Exercise aim: Go through the entries below and copy each line containing the word "没有电梯的楼梯房".

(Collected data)
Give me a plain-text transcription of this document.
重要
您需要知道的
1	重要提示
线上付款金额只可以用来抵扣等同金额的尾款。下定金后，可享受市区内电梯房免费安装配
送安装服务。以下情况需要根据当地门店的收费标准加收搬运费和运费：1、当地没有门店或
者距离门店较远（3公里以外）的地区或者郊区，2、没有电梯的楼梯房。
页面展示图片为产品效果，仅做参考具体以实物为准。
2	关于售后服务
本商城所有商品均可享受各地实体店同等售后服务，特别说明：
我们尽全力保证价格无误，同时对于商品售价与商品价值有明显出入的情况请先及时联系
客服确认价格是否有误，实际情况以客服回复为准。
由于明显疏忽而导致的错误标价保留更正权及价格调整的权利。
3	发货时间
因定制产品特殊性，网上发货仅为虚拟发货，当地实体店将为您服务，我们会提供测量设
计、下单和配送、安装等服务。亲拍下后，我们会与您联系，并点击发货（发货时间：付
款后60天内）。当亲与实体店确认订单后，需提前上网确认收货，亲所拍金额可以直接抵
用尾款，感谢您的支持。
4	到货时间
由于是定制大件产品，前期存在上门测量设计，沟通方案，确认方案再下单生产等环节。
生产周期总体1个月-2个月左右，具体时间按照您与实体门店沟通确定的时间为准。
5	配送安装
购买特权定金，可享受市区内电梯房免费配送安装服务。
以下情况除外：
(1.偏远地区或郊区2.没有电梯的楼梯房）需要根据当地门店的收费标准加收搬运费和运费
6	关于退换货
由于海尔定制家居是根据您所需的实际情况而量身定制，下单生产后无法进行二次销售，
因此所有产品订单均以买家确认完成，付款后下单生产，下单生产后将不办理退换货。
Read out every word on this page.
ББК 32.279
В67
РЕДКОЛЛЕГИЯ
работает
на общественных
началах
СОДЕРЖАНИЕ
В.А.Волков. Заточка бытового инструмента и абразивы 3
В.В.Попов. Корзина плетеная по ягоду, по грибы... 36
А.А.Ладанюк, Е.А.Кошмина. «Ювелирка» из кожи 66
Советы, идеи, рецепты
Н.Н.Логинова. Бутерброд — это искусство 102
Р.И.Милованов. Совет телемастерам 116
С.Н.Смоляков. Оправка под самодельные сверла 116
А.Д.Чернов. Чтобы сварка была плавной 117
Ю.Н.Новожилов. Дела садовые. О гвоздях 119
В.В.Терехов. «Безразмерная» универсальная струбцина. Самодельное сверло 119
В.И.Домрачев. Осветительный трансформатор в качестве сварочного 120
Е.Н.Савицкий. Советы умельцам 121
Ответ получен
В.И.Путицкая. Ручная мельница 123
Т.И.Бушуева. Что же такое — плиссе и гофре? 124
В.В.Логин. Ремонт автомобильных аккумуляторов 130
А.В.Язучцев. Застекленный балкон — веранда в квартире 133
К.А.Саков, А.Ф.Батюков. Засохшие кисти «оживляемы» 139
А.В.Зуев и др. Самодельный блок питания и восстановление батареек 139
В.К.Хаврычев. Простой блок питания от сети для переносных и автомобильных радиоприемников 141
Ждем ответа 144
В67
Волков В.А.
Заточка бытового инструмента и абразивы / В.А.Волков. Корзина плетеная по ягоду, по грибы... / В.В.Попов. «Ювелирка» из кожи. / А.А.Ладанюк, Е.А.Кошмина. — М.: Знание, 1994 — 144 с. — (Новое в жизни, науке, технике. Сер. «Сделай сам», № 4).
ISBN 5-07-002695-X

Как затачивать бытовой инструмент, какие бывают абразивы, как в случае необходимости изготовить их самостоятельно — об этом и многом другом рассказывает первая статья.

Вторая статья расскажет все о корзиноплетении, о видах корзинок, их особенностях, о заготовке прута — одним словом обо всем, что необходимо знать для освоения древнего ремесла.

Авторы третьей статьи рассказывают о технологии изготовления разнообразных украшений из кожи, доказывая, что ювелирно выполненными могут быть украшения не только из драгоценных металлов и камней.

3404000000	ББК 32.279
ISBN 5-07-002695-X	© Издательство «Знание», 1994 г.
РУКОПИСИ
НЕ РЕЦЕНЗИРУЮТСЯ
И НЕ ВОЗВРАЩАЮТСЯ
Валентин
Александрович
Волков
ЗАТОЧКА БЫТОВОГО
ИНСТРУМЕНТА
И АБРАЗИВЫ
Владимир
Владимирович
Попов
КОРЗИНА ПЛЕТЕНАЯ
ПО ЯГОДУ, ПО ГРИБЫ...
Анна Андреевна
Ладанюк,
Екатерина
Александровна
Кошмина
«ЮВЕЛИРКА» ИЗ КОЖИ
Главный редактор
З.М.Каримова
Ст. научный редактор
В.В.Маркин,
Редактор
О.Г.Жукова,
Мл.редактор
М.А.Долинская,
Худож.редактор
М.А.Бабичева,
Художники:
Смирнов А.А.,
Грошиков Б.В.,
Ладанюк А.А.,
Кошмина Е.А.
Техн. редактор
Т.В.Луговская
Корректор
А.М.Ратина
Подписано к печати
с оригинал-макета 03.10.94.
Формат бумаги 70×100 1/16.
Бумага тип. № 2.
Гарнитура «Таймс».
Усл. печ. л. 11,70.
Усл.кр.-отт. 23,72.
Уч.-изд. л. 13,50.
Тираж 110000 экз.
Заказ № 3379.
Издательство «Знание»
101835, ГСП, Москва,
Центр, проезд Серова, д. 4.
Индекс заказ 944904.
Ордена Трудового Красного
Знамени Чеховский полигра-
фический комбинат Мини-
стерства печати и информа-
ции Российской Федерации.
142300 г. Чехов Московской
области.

Answer below:
者距离门店较远（3公里以外）的地区或者郊区，2、没有电梯的楼梯房。
(1.偏远地区或郊区2.没有电梯的楼梯房）需要根据当地门店的收费标准加收搬运费和运费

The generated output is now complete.